• _Given request_: Extract the rows starting at the top of the rows and ending with the line that contains "overall-satisfaction-value: Somewhat satisfied", and reproduce each of them verbatim, including both ends.

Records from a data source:
_ _ _ _ _ _ _
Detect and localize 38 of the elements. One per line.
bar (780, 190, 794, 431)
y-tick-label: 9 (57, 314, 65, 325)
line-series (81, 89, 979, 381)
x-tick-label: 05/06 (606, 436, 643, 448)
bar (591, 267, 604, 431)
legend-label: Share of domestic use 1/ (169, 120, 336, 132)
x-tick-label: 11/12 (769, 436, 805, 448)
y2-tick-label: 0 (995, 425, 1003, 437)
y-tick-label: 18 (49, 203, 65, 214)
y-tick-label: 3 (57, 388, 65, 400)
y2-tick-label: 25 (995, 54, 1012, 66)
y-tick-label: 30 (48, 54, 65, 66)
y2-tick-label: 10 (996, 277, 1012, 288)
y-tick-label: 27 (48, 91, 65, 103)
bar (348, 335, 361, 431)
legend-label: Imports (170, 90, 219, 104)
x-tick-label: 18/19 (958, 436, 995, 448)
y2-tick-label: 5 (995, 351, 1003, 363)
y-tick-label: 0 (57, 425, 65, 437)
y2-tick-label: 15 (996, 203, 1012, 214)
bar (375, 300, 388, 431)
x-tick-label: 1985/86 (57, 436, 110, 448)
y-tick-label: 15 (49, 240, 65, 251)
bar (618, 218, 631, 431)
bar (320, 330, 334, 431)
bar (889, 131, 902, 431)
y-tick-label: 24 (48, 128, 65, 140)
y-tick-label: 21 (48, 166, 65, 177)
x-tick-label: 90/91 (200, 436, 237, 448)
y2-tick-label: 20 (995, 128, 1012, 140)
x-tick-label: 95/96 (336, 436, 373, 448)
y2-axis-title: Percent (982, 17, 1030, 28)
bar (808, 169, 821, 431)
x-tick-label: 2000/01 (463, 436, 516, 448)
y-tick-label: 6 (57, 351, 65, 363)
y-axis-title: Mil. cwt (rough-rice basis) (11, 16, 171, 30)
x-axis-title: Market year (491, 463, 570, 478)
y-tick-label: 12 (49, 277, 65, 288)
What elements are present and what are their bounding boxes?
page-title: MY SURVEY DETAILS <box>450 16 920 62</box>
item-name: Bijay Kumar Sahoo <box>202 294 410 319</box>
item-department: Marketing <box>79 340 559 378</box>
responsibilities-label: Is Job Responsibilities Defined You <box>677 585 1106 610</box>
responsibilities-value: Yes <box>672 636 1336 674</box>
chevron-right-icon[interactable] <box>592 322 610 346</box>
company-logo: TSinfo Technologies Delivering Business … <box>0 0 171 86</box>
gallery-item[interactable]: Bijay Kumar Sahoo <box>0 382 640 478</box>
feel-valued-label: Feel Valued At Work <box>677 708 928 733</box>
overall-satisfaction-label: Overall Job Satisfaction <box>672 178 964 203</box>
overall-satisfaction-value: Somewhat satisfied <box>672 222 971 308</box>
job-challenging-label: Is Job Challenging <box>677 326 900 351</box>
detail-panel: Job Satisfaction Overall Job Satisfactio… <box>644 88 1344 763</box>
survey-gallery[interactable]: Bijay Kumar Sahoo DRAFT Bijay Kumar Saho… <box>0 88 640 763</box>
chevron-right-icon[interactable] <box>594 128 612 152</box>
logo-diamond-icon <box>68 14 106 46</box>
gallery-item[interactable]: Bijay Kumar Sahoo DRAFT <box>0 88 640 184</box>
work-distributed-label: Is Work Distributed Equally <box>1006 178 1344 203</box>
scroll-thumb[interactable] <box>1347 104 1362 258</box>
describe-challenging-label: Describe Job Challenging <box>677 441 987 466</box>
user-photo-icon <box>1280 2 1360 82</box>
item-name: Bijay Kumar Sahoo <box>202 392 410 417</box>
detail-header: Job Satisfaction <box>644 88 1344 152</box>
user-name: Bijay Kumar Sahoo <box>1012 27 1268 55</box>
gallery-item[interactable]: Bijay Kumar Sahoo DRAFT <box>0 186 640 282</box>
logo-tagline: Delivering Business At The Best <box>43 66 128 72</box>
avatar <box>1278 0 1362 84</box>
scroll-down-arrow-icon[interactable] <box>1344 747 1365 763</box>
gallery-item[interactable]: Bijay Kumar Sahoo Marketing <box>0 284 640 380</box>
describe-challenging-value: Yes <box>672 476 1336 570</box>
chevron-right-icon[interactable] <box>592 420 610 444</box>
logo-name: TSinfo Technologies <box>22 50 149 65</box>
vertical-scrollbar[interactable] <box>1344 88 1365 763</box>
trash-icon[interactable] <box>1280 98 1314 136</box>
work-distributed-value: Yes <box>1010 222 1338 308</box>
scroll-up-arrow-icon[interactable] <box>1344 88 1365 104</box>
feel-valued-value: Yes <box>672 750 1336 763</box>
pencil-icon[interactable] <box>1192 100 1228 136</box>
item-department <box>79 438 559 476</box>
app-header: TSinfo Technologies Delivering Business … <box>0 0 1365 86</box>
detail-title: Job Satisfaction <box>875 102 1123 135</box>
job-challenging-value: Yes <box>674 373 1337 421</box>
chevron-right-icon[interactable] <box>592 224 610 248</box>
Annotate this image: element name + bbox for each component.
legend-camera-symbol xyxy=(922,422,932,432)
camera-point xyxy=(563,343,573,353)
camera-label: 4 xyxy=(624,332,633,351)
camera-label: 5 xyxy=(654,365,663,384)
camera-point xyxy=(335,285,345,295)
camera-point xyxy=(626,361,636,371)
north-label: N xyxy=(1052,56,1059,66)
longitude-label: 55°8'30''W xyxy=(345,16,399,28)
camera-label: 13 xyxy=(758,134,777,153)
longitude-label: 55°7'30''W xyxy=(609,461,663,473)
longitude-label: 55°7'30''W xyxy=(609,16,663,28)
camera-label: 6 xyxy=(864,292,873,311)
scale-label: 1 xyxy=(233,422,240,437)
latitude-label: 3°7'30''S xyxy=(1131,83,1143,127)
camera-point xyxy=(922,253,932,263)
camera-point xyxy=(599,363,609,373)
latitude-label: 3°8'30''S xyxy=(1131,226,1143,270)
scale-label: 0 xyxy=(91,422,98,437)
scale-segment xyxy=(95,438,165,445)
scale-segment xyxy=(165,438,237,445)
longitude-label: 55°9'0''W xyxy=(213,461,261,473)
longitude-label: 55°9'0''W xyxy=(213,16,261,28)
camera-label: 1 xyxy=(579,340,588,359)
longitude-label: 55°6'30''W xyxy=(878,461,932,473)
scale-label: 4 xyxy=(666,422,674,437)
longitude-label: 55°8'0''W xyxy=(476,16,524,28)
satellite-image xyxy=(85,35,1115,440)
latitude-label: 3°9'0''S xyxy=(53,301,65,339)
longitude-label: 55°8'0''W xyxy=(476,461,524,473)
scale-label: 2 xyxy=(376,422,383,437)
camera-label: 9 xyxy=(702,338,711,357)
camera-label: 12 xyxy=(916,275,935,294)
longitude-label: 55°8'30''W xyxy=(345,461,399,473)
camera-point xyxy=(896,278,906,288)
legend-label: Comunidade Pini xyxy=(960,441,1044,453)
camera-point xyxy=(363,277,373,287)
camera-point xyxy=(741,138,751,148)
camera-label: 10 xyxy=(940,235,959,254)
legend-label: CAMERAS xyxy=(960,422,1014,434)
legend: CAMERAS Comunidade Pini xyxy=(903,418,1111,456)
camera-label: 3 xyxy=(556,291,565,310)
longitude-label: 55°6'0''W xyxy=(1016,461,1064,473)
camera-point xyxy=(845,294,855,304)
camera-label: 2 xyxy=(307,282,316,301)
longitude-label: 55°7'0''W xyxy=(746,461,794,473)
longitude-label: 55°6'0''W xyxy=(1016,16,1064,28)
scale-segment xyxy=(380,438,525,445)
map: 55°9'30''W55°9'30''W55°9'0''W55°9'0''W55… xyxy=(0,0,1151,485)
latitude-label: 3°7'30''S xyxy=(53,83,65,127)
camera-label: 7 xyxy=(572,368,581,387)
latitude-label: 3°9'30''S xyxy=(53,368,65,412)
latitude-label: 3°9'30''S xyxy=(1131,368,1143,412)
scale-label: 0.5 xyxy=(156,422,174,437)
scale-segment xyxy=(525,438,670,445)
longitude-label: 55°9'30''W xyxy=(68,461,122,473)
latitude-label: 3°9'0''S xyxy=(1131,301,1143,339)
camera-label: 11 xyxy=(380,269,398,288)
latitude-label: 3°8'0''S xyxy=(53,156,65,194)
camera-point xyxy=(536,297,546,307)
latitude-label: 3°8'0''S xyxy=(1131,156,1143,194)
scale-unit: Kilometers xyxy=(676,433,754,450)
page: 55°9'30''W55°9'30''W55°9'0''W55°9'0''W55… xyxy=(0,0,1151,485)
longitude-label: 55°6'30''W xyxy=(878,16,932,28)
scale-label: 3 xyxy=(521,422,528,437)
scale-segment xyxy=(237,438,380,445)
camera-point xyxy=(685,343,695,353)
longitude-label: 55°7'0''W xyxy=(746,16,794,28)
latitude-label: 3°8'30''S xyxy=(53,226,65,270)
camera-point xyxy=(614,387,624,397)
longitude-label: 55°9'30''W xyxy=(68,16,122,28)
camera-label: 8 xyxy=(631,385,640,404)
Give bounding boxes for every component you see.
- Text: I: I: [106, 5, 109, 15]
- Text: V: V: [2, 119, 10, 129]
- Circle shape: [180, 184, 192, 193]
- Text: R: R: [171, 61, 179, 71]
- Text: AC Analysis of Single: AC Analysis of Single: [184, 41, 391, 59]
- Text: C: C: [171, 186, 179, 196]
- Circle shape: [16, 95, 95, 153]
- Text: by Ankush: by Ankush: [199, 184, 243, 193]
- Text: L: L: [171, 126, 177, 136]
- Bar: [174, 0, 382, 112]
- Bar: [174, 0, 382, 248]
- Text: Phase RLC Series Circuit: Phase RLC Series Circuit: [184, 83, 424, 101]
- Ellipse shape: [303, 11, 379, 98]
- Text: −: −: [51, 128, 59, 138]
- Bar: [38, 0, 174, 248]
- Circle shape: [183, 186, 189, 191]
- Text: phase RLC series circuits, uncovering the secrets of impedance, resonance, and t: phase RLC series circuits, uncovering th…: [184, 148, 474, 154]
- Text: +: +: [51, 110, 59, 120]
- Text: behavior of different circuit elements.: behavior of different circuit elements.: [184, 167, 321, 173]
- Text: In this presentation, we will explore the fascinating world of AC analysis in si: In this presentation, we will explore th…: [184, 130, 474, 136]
_ _ _ _ _ _ _
• _Solution to the exercise_:
Detect and localize 38 of the elements. One per line.
bar (780, 190, 794, 431)
y-tick-label: 9 (57, 314, 65, 325)
line-series (81, 89, 979, 381)
x-tick-label: 05/06 (606, 436, 643, 448)
bar (591, 267, 604, 431)
legend-label: Share of domestic use 1/ (169, 120, 336, 132)
x-tick-label: 11/12 (769, 436, 805, 448)
y2-tick-label: 0 (995, 425, 1003, 437)
y-tick-label: 18 (49, 203, 65, 214)
y-tick-label: 3 (57, 388, 65, 400)
y2-tick-label: 25 (995, 54, 1012, 66)
y-tick-label: 30 (48, 54, 65, 66)
y2-tick-label: 10 (996, 277, 1012, 288)
y-tick-label: 27 (48, 91, 65, 103)
bar (348, 335, 361, 431)
legend-label: Imports (170, 90, 219, 104)
x-tick-label: 18/19 (958, 436, 995, 448)
y2-tick-label: 5 (995, 351, 1003, 363)
y-tick-label: 0 (57, 425, 65, 437)
y2-tick-label: 15 (996, 203, 1012, 214)
bar (375, 300, 388, 431)
x-tick-label: 1985/86 (57, 436, 110, 448)
y-tick-label: 15 (49, 240, 65, 251)
bar (618, 218, 631, 431)
bar (320, 330, 334, 431)
bar (889, 131, 902, 431)
y-tick-label: 24 (48, 128, 65, 140)
y-tick-label: 21 (48, 166, 65, 177)
x-tick-label: 90/91 (200, 436, 237, 448)
y2-tick-label: 20 (995, 128, 1012, 140)
x-tick-label: 95/96 (336, 436, 373, 448)
y2-axis-title: Percent (982, 17, 1030, 28)
bar (808, 169, 821, 431)
x-tick-label: 2000/01 (463, 436, 516, 448)
y-tick-label: 6 (57, 351, 65, 363)
y-axis-title: Mil. cwt (rough-rice basis) (11, 16, 171, 30)
x-axis-title: Market year (491, 463, 570, 478)
y-tick-label: 12 (49, 277, 65, 288)
What elements are present and what are their bounding boxes?
page-title: MY SURVEY DETAILS <box>450 16 920 62</box>
item-name: Bijay Kumar Sahoo <box>202 294 410 319</box>
item-department: Marketing <box>79 340 559 378</box>
responsibilities-label: Is Job Responsibilities Defined You <box>677 585 1106 610</box>
responsibilities-value: Yes <box>672 636 1336 674</box>
chevron-right-icon[interactable] <box>592 322 610 346</box>
company-logo: TSinfo Technologies Delivering Business … <box>0 0 171 86</box>
gallery-item[interactable]: Bijay Kumar Sahoo <box>0 382 640 478</box>
feel-valued-label: Feel Valued At Work <box>677 708 928 733</box>
overall-satisfaction-label: Overall Job Satisfaction <box>672 178 964 203</box>
overall-satisfaction-value: Somewhat satisfied <box>672 222 971 308</box>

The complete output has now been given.